◆ **Exercise goal**
Reproduce every line of the listing as written, apart from the pictures.

◆ **Record extracts**
»»

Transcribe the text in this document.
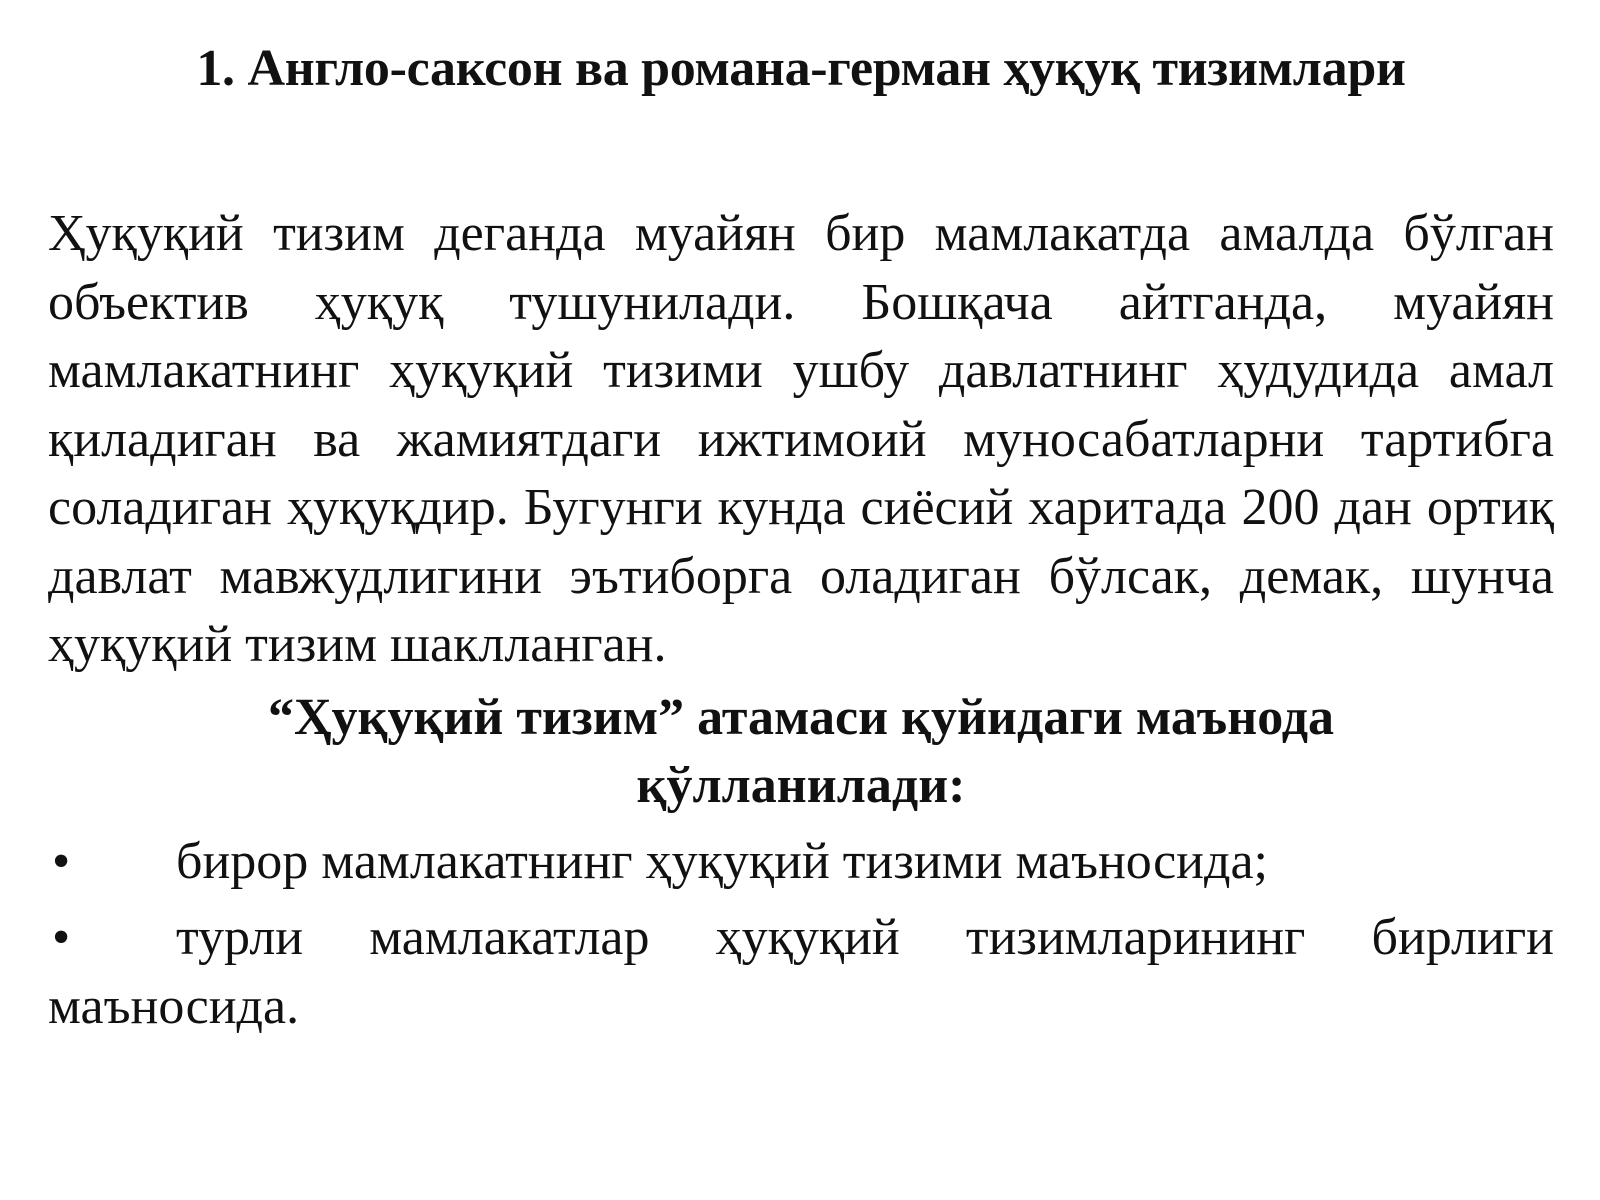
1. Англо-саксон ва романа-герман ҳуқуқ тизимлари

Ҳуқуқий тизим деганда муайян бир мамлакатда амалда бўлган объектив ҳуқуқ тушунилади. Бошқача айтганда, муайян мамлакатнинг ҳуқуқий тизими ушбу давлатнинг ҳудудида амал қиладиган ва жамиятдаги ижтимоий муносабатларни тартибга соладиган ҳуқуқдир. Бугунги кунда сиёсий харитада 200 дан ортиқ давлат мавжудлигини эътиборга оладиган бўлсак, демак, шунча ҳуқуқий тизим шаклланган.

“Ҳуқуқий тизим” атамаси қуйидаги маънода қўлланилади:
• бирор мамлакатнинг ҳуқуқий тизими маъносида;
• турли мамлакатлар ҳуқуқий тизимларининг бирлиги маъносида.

««

◆ **Response for this exercise**
Transcribe the text in this document.
1. Англо-саксон ва романа-герман ҳуқуқ тизимлари

Ҳуқуқий тизим деганда муайян бир мамлакатда амалда бўлган объектив ҳуқуқ тушунилади. Бошқача айтганда, муайян мамлакатнинг ҳуқуқий тизими ушбу давлатнинг ҳудудида амал қиладиган ва жамиятдаги ижтимоий муносабатларни тартибга соладиган ҳуқуқдир. Бугунги кунда сиёсий харитада 200 дан ортиқ давлат мавжудлигини эътиборга оладиган бўлсак, демак, шунча ҳуқуқий тизим шаклланган.

“Ҳуқуқий тизим” атамаси қуйидаги маънода қўлланилади:
• бирор мамлакатнинг ҳуқуқий тизими маъносида;
• турли мамлакатлар ҳуқуқий тизимларининг бирлиги маъносида.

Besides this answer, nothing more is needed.